**EXERCISE BRIEF:**
Every entry that follows needs to be repeated exactly.

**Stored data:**
##############################

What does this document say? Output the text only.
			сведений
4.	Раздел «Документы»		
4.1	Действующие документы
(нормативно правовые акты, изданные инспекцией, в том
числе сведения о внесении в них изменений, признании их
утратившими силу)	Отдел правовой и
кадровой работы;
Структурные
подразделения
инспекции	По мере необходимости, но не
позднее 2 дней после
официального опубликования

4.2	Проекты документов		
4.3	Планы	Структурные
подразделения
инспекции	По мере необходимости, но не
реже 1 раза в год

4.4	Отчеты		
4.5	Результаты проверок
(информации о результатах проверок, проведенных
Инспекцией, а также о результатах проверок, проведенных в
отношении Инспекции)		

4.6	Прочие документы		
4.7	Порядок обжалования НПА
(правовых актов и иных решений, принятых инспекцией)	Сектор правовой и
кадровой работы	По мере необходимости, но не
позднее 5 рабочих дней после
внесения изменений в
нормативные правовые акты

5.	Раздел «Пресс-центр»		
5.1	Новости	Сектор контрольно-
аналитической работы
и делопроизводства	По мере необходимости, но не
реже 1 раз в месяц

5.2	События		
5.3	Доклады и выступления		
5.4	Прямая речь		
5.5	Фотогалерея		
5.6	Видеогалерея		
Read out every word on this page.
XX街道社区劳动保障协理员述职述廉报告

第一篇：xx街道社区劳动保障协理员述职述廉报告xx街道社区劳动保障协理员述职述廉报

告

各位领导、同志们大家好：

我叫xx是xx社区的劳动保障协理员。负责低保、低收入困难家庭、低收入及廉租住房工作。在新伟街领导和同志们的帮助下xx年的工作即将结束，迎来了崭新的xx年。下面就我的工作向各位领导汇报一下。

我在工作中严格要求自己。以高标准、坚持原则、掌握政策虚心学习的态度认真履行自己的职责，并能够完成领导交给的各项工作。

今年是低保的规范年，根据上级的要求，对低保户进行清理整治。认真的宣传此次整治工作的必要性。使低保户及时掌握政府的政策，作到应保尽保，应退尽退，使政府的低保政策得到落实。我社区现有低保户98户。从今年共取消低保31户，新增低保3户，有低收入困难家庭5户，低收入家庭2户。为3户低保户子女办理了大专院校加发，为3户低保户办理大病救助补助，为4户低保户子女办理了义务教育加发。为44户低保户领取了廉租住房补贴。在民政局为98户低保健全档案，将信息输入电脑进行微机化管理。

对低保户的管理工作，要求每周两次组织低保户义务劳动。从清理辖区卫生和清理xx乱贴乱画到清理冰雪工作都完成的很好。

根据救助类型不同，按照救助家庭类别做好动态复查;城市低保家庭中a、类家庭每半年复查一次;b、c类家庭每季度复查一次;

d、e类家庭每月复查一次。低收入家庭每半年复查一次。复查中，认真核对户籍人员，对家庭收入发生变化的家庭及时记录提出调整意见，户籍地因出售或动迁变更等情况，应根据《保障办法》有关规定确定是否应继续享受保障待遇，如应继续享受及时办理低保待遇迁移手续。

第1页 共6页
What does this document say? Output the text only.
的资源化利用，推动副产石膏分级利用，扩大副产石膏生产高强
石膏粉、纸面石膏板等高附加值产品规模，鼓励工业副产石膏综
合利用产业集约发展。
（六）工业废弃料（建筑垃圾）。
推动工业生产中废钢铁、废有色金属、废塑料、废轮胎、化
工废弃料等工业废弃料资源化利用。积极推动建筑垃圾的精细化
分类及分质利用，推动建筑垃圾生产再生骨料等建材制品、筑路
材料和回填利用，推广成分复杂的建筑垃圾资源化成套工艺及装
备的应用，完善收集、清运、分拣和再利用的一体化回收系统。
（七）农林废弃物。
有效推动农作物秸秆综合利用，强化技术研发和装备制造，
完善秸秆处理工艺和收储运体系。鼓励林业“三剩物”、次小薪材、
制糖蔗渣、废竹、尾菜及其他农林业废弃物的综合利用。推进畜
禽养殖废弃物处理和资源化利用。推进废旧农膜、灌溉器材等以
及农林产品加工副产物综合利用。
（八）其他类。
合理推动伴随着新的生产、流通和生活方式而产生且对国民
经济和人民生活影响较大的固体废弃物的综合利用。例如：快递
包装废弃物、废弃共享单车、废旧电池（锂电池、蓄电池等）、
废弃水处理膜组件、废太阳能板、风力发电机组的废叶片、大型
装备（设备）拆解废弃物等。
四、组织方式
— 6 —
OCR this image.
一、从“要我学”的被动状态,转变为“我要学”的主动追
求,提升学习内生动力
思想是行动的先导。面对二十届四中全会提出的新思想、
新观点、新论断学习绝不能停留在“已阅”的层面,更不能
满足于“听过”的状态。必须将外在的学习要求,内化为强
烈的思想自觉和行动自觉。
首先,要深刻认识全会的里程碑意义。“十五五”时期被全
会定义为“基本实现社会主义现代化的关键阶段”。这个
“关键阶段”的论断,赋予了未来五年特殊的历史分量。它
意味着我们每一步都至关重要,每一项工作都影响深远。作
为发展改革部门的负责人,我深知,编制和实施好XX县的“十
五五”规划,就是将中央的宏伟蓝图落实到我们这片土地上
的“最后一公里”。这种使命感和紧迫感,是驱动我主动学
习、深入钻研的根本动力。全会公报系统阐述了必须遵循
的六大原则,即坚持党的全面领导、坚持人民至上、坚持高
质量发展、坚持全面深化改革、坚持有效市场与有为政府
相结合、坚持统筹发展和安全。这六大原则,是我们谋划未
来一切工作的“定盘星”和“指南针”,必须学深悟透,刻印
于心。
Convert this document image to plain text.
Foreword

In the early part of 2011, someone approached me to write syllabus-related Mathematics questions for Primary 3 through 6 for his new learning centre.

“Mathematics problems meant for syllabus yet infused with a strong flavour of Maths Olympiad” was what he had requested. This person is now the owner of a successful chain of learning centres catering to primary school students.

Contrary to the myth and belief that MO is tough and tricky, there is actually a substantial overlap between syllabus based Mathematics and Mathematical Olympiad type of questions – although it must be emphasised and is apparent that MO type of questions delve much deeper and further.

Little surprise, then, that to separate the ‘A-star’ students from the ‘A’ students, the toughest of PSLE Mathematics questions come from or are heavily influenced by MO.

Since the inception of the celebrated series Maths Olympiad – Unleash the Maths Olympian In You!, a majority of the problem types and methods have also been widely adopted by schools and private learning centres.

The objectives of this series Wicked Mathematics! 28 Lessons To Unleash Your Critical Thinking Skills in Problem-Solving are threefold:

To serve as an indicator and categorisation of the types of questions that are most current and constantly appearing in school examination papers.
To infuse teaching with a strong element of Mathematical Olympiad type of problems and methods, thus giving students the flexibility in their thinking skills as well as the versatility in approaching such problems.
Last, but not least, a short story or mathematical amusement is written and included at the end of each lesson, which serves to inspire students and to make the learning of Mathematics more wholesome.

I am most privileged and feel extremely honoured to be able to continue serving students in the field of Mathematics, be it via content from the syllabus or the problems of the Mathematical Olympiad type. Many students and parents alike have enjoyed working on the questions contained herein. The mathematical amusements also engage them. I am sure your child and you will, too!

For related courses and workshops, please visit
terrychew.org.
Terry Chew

##############################

**FULL OUTPUT:**
What does this document say? Output the text only.
			сведений
4.	Раздел «Документы»		
4.1	Действующие документы
(нормативно правовые акты, изданные инспекцией, в том
числе сведения о внесении в них изменений, признании их
утратившими силу)	Отдел правовой и
кадровой работы;
Структурные
подразделения
инспекции	По мере необходимости, но не
позднее 2 дней после
официального опубликования

4.2	Проекты документов		
4.3	Планы	Структурные
подразделения
инспекции	По мере необходимости, но не
реже 1 раза в год

4.4	Отчеты		
4.5	Результаты проверок
(информации о результатах проверок, проведенных
Инспекцией, а также о результатах проверок, проведенных в
отношении Инспекции)		

4.6	Прочие документы		
4.7	Порядок обжалования НПА
(правовых актов и иных решений, принятых инспекцией)	Сектор правовой и
кадровой работы	По мере необходимости, но не
позднее 5 рабочих дней после
внесения изменений в
нормативные правовые акты

5.	Раздел «Пресс-центр»		
5.1	Новости	Сектор контрольно-
аналитической работы
и делопроизводства	По мере необходимости, но не
реже 1 раз в месяц

5.2	События		
5.3	Доклады и выступления		
5.4	Прямая речь		
5.5	Фотогалерея		
5.6	Видеогалерея		
Read out every word on this page.
XX街道社区劳动保障协理员述职述廉报告

第一篇：xx街道社区劳动保障协理员述职述廉报告xx街道社区劳动保障协理员述职述廉报

告

各位领导、同志们大家好：

我叫xx是xx社区的劳动保障协理员。负责低保、低收入困难家庭、低收入及廉租住房工作。在新伟街领导和同志们的帮助下xx年的工作即将结束，迎来了崭新的xx年。下面就我的工作向各位领导汇报一下。

我在工作中严格要求自己。以高标准、坚持原则、掌握政策虚心学习的态度认真履行自己的职责，并能够完成领导交给的各项工作。

今年是低保的规范年，根据上级的要求，对低保户进行清理整治。认真的宣传此次整治工作的必要性。使低保户及时掌握政府的政策，作到应保尽保，应退尽退，使政府的低保政策得到落实。我社区现有低保户98户。从今年共取消低保31户，新增低保3户，有低收入困难家庭5户，低收入家庭2户。为3户低保户子女办理了大专院校加发，为3户低保户办理大病救助补助，为4户低保户子女办理了义务教育加发。为44户低保户领取了廉租住房补贴。在民政局为98户低保健全档案，将信息输入电脑进行微机化管理。

对低保户的管理工作，要求每周两次组织低保户义务劳动。从清理辖区卫生和清理xx乱贴乱画到清理冰雪工作都完成的很好。

根据救助类型不同，按照救助家庭类别做好动态复查;城市低保家庭中a、类家庭每半年复查一次;b、c类家庭每季度复查一次;

d、e类家庭每月复查一次。低收入家庭每半年复查一次。复查中，认真核对户籍人员，对家庭收入发生变化的家庭及时记录提出调整意见，户籍地因出售或动迁变更等情况，应根据《保障办法》有关规定确定是否应继续享受保障待遇，如应继续享受及时办理低保待遇迁移手续。

第1页 共6页
What does this document say? Output the text only.
的资源化利用，推动副产石膏分级利用，扩大副产石膏生产高强
石膏粉、纸面石膏板等高附加值产品规模，鼓励工业副产石膏综
合利用产业集约发展。
（六）工业废弃料（建筑垃圾）。
推动工业生产中废钢铁、废有色金属、废塑料、废轮胎、化
工废弃料等工业废弃料资源化利用。积极推动建筑垃圾的精细化
分类及分质利用，推动建筑垃圾生产再生骨料等建材制品、筑路
材料和回填利用，推广成分复杂的建筑垃圾资源化成套工艺及装
备的应用，完善收集、清运、分拣和再利用的一体化回收系统。
（七）农林废弃物。
有效推动农作物秸秆综合利用，强化技术研发和装备制造，
完善秸秆处理工艺和收储运体系。鼓励林业“三剩物”、次小薪材、
制糖蔗渣、废竹、尾菜及其他农林业废弃物的综合利用。推进畜
禽养殖废弃物处理和资源化利用。推进废旧农膜、灌溉器材等以
及农林产品加工副产物综合利用。
（八）其他类。
合理推动伴随着新的生产、流通和生活方式而产生且对国民
经济和人民生活影响较大的固体废弃物的综合利用。例如：快递
包装废弃物、废弃共享单车、废旧电池（锂电池、蓄电池等）、
废弃水处理膜组件、废太阳能板、风力发电机组的废叶片、大型
装备（设备）拆解废弃物等。
四、组织方式
— 6 —
OCR this image.
一、从“要我学”的被动状态,转变为“我要学”的主动追
求,提升学习内生动力
思想是行动的先导。面对二十届四中全会提出的新思想、
新观点、新论断学习绝不能停留在“已阅”的层面,更不能
满足于“听过”的状态。必须将外在的学习要求,内化为强
烈的思想自觉和行动自觉。
首先,要深刻认识全会的里程碑意义。“十五五”时期被全
会定义为“基本实现社会主义现代化的关键阶段”。这个
“关键阶段”的论断,赋予了未来五年特殊的历史分量。它
意味着我们每一步都至关重要,每一项工作都影响深远。作
为发展改革部门的负责人,我深知,编制和实施好XX县的“十
五五”规划,就是将中央的宏伟蓝图落实到我们这片土地上
的“最后一公里”。这种使命感和紧迫感,是驱动我主动学
习、深入钻研的根本动力。全会公报系统阐述了必须遵循
的六大原则,即坚持党的全面领导、坚持人民至上、坚持高
质量发展、坚持全面深化改革、坚持有效市场与有为政府
相结合、坚持统筹发展和安全。这六大原则,是我们谋划未
来一切工作的“定盘星”和“指南针”,必须学深悟透,刻印
于心。
Convert this document image to plain text.
Foreword

In the early part of 2011, someone approached me to write syllabus-related Mathematics questions for Primary 3 through 6 for his new learning centre.

“Mathematics problems meant for syllabus yet infused with a strong flavour of Maths Olympiad” was what he had requested. This person is now the owner of a successful chain of learning centres catering to primary school students.

Contrary to the myth and belief that MO is tough and tricky, there is actually a substantial overlap between syllabus based Mathematics and Mathematical Olympiad type of questions – although it must be emphasised and is apparent that MO type of questions delve much deeper and further.

Little surprise, then, that to separate the ‘A-star’ students from the ‘A’ students, the toughest of PSLE Mathematics questions come from or are heavily influenced by MO.

Since the inception of the celebrated series Maths Olympiad – Unleash the Maths Olympian In You!, a majority of the problem types and methods have also been widely adopted by schools and private learning centres.

The objectives of this series Wicked Mathematics! 28 Lessons To Unleash Your Critical Thinking Skills in Problem-Solving are threefold:

To serve as an indicator and categorisation of the types of questions that are most current and constantly appearing in school examination papers.
To infuse teaching with a strong element of Mathematical Olympiad type of problems and methods, thus giving students the flexibility in their thinking skills as well as the versatility in approaching such problems.
Last, but not least, a short story or mathematical amusement is written and included at the end of each lesson, which serves to inspire students and to make the learning of Mathematics more wholesome.

I am most privileged and feel extremely honoured to be able to continue serving students in the field of Mathematics, be it via content from the syllabus or the problems of the Mathematical Olympiad type. Many students and parents alike have enjoyed working on the questions contained herein. The mathematical amusements also engage them. I am sure your child and you will, too!

For related courses and workshops, please visit
terrychew.org.
Terry Chew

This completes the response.